-- Exercise objective --
Please reproduce every record, keeping each one exactly as written.

-- Input rows start --

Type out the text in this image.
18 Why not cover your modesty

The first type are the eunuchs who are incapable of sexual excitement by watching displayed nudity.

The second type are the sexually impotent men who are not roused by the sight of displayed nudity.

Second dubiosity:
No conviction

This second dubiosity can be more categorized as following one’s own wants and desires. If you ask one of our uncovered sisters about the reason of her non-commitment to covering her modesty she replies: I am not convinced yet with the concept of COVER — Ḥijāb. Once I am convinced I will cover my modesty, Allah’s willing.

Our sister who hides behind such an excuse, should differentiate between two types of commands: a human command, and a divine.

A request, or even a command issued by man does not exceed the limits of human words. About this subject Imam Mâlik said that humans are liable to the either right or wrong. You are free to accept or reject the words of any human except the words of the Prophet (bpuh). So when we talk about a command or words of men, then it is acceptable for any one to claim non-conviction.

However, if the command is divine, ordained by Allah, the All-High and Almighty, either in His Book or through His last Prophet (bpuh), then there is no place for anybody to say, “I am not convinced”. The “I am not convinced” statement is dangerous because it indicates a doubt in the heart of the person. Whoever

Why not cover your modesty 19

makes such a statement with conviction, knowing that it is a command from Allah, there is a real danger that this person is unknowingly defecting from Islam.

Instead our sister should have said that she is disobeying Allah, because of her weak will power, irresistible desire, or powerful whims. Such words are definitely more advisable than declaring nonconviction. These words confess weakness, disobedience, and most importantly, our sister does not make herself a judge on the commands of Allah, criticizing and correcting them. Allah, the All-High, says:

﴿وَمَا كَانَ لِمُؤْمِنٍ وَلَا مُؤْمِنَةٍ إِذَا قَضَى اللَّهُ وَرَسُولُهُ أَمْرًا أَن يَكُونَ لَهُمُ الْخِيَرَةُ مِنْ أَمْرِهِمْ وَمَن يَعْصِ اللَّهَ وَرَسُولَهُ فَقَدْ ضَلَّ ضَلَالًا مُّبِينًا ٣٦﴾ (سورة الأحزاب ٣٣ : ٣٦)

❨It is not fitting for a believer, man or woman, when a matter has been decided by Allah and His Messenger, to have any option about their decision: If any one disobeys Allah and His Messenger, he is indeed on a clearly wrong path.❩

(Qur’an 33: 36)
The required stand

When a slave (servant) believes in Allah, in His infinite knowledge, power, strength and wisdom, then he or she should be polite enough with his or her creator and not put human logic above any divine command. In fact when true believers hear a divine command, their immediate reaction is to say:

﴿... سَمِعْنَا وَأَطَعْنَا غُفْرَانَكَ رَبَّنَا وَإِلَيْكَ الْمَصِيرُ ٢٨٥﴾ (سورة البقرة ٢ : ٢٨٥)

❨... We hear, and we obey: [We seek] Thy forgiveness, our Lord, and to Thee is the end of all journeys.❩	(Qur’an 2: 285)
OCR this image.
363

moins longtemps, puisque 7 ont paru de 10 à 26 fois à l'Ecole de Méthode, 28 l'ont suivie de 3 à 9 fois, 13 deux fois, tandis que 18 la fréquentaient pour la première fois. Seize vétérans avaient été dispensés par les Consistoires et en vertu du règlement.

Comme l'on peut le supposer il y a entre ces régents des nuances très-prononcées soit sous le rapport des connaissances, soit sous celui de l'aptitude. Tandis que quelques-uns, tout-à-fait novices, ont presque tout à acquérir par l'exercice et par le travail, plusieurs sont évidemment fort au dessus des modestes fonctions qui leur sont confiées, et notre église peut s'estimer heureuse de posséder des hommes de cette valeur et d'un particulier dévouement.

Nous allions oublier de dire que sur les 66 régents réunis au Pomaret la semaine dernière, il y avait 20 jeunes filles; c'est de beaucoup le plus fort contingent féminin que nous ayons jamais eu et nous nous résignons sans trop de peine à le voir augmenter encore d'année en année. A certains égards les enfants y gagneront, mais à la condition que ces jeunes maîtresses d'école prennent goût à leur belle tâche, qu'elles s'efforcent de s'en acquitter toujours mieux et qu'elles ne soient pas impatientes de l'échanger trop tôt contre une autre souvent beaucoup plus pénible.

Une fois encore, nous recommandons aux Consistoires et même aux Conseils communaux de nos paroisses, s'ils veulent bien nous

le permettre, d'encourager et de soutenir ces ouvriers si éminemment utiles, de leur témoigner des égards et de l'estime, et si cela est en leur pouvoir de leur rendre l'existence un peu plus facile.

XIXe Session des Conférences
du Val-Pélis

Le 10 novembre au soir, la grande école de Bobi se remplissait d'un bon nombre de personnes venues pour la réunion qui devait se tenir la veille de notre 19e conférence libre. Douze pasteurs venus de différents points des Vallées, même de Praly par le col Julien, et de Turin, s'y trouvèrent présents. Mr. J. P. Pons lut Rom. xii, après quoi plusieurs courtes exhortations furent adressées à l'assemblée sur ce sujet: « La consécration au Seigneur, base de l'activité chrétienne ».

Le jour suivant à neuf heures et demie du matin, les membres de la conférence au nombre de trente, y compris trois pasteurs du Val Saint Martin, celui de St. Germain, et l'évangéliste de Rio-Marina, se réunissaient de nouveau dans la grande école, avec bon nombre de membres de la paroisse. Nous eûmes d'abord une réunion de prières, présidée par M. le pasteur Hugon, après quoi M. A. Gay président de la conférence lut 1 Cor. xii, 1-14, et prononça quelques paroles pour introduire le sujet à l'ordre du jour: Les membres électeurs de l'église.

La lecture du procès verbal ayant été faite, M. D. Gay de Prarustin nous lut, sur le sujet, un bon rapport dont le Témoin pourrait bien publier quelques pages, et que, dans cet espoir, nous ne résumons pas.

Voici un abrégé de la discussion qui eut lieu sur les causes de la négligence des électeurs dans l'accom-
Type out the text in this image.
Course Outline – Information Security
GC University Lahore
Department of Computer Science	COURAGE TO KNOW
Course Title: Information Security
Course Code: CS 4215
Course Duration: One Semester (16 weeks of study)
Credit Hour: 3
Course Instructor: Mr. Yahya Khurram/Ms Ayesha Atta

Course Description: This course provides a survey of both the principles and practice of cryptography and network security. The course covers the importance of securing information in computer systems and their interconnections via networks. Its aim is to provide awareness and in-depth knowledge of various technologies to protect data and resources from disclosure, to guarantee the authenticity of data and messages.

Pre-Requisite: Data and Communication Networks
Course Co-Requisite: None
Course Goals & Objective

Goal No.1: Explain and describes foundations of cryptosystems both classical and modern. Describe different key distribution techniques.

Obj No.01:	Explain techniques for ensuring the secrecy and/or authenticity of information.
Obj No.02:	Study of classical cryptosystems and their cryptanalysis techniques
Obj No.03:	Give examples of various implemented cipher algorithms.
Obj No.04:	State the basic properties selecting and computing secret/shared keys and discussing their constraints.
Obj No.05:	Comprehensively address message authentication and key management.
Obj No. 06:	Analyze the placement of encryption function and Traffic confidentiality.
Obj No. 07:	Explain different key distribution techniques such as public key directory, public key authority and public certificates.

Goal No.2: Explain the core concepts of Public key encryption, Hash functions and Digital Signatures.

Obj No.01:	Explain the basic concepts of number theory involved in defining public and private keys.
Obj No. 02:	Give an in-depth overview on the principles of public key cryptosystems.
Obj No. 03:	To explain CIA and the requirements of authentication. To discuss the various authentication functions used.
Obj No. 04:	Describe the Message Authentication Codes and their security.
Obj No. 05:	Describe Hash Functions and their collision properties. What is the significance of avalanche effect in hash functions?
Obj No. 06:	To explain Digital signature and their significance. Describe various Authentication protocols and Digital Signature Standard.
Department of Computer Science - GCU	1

-- Input rows end --

-- Correct response --
Type out the text in this image.
18 Why not cover your modesty

The first type are the eunuchs who are incapable of sexual excitement by watching displayed nudity.

The second type are the sexually impotent men who are not roused by the sight of displayed nudity.

Second dubiosity:
No conviction

This second dubiosity can be more categorized as following one’s own wants and desires. If you ask one of our uncovered sisters about the reason of her non-commitment to covering her modesty she replies: I am not convinced yet with the concept of COVER — Ḥijāb. Once I am convinced I will cover my modesty, Allah’s willing.

Our sister who hides behind such an excuse, should differentiate between two types of commands: a human command, and a divine.

A request, or even a command issued by man does not exceed the limits of human words. About this subject Imam Mâlik said that humans are liable to the either right or wrong. You are free to accept or reject the words of any human except the words of the Prophet (bpuh). So when we talk about a command or words of men, then it is acceptable for any one to claim non-conviction.

However, if the command is divine, ordained by Allah, the All-High and Almighty, either in His Book or through His last Prophet (bpuh), then there is no place for anybody to say, “I am not convinced”. The “I am not convinced” statement is dangerous because it indicates a doubt in the heart of the person. Whoever

Why not cover your modesty 19

makes such a statement with conviction, knowing that it is a command from Allah, there is a real danger that this person is unknowingly defecting from Islam.

Instead our sister should have said that she is disobeying Allah, because of her weak will power, irresistible desire, or powerful whims. Such words are definitely more advisable than declaring nonconviction. These words confess weakness, disobedience, and most importantly, our sister does not make herself a judge on the commands of Allah, criticizing and correcting them. Allah, the All-High, says:

﴿وَمَا كَانَ لِمُؤْمِنٍ وَلَا مُؤْمِنَةٍ إِذَا قَضَى اللَّهُ وَرَسُولُهُ أَمْرًا أَن يَكُونَ لَهُمُ الْخِيَرَةُ مِنْ أَمْرِهِمْ وَمَن يَعْصِ اللَّهَ وَرَسُولَهُ فَقَدْ ضَلَّ ضَلَالًا مُّبِينًا ٣٦﴾ (سورة الأحزاب ٣٣ : ٣٦)

❨It is not fitting for a believer, man or woman, when a matter has been decided by Allah and His Messenger, to have any option about their decision: If any one disobeys Allah and His Messenger, he is indeed on a clearly wrong path.❩

(Qur’an 33: 36)
The required stand

When a slave (servant) believes in Allah, in His infinite knowledge, power, strength and wisdom, then he or she should be polite enough with his or her creator and not put human logic above any divine command. In fact when true believers hear a divine command, their immediate reaction is to say:

﴿... سَمِعْنَا وَأَطَعْنَا غُفْرَانَكَ رَبَّنَا وَإِلَيْكَ الْمَصِيرُ ٢٨٥﴾ (سورة البقرة ٢ : ٢٨٥)

❨... We hear, and we obey: [We seek] Thy forgiveness, our Lord, and to Thee is the end of all journeys.❩	(Qur’an 2: 285)
OCR this image.
363

moins longtemps, puisque 7 ont paru de 10 à 26 fois à l'Ecole de Méthode, 28 l'ont suivie de 3 à 9 fois, 13 deux fois, tandis que 18 la fréquentaient pour la première fois. Seize vétérans avaient été dispensés par les Consistoires et en vertu du règlement.

Comme l'on peut le supposer il y a entre ces régents des nuances très-prononcées soit sous le rapport des connaissances, soit sous celui de l'aptitude. Tandis que quelques-uns, tout-à-fait novices, ont presque tout à acquérir par l'exercice et par le travail, plusieurs sont évidemment fort au dessus des modestes fonctions qui leur sont confiées, et notre église peut s'estimer heureuse de posséder des hommes de cette valeur et d'un particulier dévouement.

Nous allions oublier de dire que sur les 66 régents réunis au Pomaret la semaine dernière, il y avait 20 jeunes filles; c'est de beaucoup le plus fort contingent féminin que nous ayons jamais eu et nous nous résignons sans trop de peine à le voir augmenter encore d'année en année. A certains égards les enfants y gagneront, mais à la condition que ces jeunes maîtresses d'école prennent goût à leur belle tâche, qu'elles s'efforcent de s'en acquitter toujours mieux et qu'elles ne soient pas impatientes de l'échanger trop tôt contre une autre souvent beaucoup plus pénible.

Une fois encore, nous recommandons aux Consistoires et même aux Conseils communaux de nos paroisses, s'ils veulent bien nous

le permettre, d'encourager et de soutenir ces ouvriers si éminemment utiles, de leur témoigner des égards et de l'estime, et si cela est en leur pouvoir de leur rendre l'existence un peu plus facile.

XIXe Session des Conférences
du Val-Pélis

Le 10 novembre au soir, la grande école de Bobi se remplissait d'un bon nombre de personnes venues pour la réunion qui devait se tenir la veille de notre 19e conférence libre. Douze pasteurs venus de différents points des Vallées, même de Praly par le col Julien, et de Turin, s'y trouvèrent présents. Mr. J. P. Pons lut Rom. xii, après quoi plusieurs courtes exhortations furent adressées à l'assemblée sur ce sujet: « La consécration au Seigneur, base de l'activité chrétienne ».

Le jour suivant à neuf heures et demie du matin, les membres de la conférence au nombre de trente, y compris trois pasteurs du Val Saint Martin, celui de St. Germain, et l'évangéliste de Rio-Marina, se réunissaient de nouveau dans la grande école, avec bon nombre de membres de la paroisse. Nous eûmes d'abord une réunion de prières, présidée par M. le pasteur Hugon, après quoi M. A. Gay président de la conférence lut 1 Cor. xii, 1-14, et prononça quelques paroles pour introduire le sujet à l'ordre du jour: Les membres électeurs de l'église.

La lecture du procès verbal ayant été faite, M. D. Gay de Prarustin nous lut, sur le sujet, un bon rapport dont le Témoin pourrait bien publier quelques pages, et que, dans cet espoir, nous ne résumons pas.

Voici un abrégé de la discussion qui eut lieu sur les causes de la négligence des électeurs dans l'accom-
Type out the text in this image.
Course Outline – Information Security
GC University Lahore
Department of Computer Science	COURAGE TO KNOW
Course Title: Information Security
Course Code: CS 4215
Course Duration: One Semester (16 weeks of study)
Credit Hour: 3
Course Instructor: Mr. Yahya Khurram/Ms Ayesha Atta

Course Description: This course provides a survey of both the principles and practice of cryptography and network security. The course covers the importance of securing information in computer systems and their interconnections via networks. Its aim is to provide awareness and in-depth knowledge of various technologies to protect data and resources from disclosure, to guarantee the authenticity of data and messages.

Pre-Requisite: Data and Communication Networks
Course Co-Requisite: None
Course Goals & Objective

Goal No.1: Explain and describes foundations of cryptosystems both classical and modern. Describe different key distribution techniques.

Obj No.01:	Explain techniques for ensuring the secrecy and/or authenticity of information.
Obj No.02:	Study of classical cryptosystems and their cryptanalysis techniques
Obj No.03:	Give examples of various implemented cipher algorithms.
Obj No.04:	State the basic properties selecting and computing secret/shared keys and discussing their constraints.
Obj No.05:	Comprehensively address message authentication and key management.
Obj No. 06:	Analyze the placement of encryption function and Traffic confidentiality.
Obj No. 07:	Explain different key distribution techniques such as public key directory, public key authority and public certificates.

Goal No.2: Explain the core concepts of Public key encryption, Hash functions and Digital Signatures.

Obj No.01:	Explain the basic concepts of number theory involved in defining public and private keys.
Obj No. 02:	Give an in-depth overview on the principles of public key cryptosystems.
Obj No. 03:	To explain CIA and the requirements of authentication. To discuss the various authentication functions used.
Obj No. 04:	Describe the Message Authentication Codes and their security.
Obj No. 05:	Describe Hash Functions and their collision properties. What is the significance of avalanche effect in hash functions?
Obj No. 06:	To explain Digital signature and their significance. Describe various Authentication protocols and Digital Signature Standard.
Department of Computer Science - GCU	1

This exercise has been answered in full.